● WHAT NEEDS TO BE DONE: In the entries below, find every line holding the string "name" and collect it.

● EXERCISE MATERIALS:
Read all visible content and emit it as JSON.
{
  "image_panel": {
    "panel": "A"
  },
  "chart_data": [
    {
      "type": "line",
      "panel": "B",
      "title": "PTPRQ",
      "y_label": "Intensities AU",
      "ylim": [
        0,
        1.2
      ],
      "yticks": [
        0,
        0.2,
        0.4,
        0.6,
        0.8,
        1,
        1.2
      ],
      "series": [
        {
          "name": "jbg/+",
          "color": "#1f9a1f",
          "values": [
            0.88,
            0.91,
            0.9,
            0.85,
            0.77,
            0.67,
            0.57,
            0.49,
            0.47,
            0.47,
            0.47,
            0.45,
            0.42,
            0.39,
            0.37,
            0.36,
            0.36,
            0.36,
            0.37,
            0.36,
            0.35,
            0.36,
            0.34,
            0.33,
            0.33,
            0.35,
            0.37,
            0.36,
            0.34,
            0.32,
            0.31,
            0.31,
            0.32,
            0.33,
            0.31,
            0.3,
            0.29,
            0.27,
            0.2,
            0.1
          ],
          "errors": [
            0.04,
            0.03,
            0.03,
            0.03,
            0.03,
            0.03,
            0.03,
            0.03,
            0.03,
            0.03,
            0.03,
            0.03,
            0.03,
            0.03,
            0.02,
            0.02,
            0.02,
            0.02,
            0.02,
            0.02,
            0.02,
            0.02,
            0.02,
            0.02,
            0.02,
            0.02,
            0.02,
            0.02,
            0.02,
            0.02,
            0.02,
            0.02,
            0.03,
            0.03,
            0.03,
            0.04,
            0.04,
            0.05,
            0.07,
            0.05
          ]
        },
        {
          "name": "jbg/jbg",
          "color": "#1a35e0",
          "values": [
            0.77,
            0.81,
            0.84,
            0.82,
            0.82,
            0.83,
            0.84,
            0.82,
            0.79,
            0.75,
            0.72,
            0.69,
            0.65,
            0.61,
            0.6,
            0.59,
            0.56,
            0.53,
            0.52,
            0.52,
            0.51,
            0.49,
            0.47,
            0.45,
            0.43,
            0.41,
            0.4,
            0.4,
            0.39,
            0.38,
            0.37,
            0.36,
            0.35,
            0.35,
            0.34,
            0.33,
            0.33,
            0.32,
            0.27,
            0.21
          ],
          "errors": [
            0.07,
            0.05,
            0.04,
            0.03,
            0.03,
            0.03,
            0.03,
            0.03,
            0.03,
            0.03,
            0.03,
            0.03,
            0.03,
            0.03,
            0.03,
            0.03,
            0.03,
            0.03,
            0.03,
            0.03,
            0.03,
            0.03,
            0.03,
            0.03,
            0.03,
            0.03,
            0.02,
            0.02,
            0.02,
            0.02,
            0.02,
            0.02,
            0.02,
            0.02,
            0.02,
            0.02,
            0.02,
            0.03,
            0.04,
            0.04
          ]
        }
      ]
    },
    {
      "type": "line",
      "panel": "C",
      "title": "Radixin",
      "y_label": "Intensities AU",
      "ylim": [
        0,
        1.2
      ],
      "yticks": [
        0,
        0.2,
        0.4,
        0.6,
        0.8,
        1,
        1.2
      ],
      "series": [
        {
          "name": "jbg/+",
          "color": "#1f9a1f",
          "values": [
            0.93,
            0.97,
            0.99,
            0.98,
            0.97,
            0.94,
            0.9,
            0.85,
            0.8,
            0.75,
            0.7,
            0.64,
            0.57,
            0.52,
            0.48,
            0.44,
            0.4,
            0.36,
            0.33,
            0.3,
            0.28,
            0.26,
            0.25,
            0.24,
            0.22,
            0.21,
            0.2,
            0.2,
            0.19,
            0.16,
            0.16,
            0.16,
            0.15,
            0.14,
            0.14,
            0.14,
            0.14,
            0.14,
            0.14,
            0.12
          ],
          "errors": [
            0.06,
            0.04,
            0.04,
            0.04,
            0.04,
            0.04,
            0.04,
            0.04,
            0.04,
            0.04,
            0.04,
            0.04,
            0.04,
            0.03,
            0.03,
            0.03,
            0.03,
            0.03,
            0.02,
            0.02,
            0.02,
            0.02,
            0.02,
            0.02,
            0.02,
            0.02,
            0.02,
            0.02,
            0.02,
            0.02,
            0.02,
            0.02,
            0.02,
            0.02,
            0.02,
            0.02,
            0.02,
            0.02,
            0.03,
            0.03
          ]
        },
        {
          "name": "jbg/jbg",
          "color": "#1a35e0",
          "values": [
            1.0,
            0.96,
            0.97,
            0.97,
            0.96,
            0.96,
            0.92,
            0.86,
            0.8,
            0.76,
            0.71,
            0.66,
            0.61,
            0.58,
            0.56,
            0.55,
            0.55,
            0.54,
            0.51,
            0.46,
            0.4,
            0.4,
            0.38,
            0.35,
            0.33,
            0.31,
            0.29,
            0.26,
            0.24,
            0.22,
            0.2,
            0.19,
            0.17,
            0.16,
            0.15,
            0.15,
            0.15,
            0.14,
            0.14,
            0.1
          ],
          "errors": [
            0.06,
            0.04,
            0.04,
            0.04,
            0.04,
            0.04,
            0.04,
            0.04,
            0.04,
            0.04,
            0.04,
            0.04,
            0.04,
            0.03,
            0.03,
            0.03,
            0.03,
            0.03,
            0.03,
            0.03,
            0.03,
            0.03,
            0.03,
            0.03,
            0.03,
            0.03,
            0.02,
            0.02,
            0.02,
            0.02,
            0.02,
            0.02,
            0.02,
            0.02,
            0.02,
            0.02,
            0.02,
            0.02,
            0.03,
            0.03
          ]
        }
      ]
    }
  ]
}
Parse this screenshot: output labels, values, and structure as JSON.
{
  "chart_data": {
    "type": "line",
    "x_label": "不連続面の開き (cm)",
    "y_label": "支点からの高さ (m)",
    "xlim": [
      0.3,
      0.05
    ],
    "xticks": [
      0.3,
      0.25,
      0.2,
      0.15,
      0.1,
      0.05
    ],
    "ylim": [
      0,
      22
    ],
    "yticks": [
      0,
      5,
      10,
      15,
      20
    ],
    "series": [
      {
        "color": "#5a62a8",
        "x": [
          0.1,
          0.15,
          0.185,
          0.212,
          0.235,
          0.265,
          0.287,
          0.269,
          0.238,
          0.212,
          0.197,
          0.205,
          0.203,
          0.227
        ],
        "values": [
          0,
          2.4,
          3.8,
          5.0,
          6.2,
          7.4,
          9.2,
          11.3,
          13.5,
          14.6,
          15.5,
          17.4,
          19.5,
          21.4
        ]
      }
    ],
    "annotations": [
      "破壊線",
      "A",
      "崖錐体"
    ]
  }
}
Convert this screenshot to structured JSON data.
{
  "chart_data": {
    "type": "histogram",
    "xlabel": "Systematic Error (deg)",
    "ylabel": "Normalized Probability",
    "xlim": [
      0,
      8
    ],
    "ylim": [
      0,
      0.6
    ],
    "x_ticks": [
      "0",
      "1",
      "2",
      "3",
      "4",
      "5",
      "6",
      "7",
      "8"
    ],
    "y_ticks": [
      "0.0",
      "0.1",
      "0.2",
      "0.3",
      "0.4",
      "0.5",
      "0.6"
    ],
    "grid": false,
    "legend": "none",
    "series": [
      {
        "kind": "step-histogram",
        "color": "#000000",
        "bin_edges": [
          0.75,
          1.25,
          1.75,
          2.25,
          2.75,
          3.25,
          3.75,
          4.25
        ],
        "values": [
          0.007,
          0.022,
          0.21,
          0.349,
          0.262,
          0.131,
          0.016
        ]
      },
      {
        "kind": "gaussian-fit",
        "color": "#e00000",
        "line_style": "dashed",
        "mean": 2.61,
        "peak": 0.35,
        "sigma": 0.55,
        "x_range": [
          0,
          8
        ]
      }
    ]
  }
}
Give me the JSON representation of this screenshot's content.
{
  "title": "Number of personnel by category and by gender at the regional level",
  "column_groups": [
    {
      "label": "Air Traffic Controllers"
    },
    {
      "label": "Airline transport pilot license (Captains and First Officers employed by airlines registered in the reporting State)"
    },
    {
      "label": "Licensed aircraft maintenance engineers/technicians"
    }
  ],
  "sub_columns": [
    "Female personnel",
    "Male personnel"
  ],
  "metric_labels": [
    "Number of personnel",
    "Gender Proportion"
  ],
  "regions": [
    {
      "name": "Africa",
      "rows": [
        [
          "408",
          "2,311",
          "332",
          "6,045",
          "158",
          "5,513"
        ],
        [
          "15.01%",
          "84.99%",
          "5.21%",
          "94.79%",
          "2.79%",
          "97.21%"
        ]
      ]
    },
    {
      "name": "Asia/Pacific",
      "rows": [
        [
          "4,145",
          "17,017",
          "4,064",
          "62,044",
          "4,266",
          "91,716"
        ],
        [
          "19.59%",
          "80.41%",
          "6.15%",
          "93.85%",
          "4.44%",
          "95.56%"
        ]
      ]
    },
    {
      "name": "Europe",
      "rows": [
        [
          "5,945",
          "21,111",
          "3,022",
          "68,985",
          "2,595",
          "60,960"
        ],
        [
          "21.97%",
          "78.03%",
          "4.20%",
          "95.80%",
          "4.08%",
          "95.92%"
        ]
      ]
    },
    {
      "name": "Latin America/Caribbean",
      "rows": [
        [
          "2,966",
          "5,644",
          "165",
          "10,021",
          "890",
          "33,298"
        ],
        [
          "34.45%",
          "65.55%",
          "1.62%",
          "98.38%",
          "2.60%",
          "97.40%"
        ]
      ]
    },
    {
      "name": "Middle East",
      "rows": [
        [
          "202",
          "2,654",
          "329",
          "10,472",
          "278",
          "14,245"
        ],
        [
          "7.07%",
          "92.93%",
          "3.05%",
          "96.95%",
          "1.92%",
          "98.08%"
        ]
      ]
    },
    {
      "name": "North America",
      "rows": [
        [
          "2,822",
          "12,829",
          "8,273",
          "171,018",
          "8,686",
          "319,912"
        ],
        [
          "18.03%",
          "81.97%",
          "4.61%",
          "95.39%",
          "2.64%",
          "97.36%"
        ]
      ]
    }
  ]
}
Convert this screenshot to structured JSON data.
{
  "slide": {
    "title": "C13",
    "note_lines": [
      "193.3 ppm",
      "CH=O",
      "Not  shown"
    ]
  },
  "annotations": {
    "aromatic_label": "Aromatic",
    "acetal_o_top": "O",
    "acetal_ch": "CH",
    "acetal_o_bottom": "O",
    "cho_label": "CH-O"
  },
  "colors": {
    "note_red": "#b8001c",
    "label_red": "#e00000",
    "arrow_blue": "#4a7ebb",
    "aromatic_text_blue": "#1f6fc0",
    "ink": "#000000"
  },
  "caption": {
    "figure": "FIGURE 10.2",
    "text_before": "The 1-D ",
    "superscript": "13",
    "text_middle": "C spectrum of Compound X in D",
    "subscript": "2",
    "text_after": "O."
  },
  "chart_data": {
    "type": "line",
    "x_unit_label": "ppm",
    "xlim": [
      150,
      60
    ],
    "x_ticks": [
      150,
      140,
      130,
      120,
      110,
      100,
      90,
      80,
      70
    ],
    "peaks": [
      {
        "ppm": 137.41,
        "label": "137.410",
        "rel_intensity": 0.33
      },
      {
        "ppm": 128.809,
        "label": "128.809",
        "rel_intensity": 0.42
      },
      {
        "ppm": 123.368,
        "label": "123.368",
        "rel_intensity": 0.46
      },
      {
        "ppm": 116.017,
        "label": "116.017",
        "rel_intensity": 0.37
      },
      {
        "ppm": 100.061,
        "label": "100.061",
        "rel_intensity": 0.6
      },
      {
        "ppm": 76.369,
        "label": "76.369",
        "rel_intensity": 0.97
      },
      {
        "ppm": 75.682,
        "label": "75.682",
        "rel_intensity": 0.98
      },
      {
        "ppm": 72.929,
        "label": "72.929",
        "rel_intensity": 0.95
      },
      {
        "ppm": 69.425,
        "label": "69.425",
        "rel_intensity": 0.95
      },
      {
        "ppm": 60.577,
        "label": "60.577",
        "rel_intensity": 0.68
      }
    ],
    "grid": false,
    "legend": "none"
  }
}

● TASK SOLUTION:
          "name": "jbg/+",
          "name": "jbg/jbg",
          "name": "jbg/+",
          "name": "jbg/jbg",
      "name": "Africa",
      "name": "Asia/Pacific",
      "name": "Europe",
      "name": "Latin America/Caribbean",
      "name": "Middle East",
      "name": "North America",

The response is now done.